To be done: Find each line with the word "giảm" and copy it.

Recorded data:
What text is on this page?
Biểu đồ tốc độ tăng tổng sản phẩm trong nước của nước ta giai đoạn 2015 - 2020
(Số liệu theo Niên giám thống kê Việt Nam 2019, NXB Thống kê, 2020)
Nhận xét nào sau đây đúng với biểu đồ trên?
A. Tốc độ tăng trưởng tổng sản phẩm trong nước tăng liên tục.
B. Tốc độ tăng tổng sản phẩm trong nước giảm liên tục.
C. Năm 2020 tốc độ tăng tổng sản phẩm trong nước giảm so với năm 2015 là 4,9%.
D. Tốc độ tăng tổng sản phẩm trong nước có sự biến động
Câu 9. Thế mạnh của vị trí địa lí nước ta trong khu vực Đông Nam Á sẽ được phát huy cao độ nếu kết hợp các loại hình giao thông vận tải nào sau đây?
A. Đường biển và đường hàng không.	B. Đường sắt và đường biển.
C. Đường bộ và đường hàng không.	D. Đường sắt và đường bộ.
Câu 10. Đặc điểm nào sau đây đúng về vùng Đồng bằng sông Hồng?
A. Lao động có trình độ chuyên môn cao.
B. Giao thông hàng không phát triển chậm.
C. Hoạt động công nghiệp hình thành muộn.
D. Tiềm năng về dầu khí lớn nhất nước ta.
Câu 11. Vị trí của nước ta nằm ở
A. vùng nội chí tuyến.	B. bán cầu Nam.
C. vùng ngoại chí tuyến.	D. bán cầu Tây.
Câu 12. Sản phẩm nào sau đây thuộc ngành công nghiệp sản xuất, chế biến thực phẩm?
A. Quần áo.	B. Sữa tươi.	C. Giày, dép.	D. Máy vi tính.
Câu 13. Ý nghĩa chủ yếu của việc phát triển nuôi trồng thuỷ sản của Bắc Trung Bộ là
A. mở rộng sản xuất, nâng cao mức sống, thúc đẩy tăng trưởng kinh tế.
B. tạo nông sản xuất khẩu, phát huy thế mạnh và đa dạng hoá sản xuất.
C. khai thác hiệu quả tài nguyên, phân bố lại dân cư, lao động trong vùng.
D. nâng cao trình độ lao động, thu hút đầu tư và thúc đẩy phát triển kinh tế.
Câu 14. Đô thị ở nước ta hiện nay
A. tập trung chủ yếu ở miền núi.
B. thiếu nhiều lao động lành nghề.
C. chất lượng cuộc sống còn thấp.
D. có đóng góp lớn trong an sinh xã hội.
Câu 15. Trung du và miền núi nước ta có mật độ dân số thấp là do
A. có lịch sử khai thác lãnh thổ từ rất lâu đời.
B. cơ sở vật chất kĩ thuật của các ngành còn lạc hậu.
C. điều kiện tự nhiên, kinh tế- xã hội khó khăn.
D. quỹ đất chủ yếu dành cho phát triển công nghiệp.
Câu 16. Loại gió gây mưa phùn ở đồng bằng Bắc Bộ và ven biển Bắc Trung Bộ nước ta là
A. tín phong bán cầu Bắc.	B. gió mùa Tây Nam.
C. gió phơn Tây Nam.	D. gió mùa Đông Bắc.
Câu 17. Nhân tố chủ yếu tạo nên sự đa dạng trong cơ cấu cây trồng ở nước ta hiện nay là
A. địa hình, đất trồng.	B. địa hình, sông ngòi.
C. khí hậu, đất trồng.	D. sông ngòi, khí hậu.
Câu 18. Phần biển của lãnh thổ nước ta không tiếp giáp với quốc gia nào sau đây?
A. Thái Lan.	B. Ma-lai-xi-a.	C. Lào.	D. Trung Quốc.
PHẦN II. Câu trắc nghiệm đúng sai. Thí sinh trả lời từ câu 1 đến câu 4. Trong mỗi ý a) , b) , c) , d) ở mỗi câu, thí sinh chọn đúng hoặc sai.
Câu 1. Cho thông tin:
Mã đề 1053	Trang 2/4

Solution to this exercise:
B. Tốc độ tăng tổng sản phẩm trong nước giảm liên tục.
C. Năm 2020 tốc độ tăng tổng sản phẩm trong nước giảm so với năm 2015 là 4,9%.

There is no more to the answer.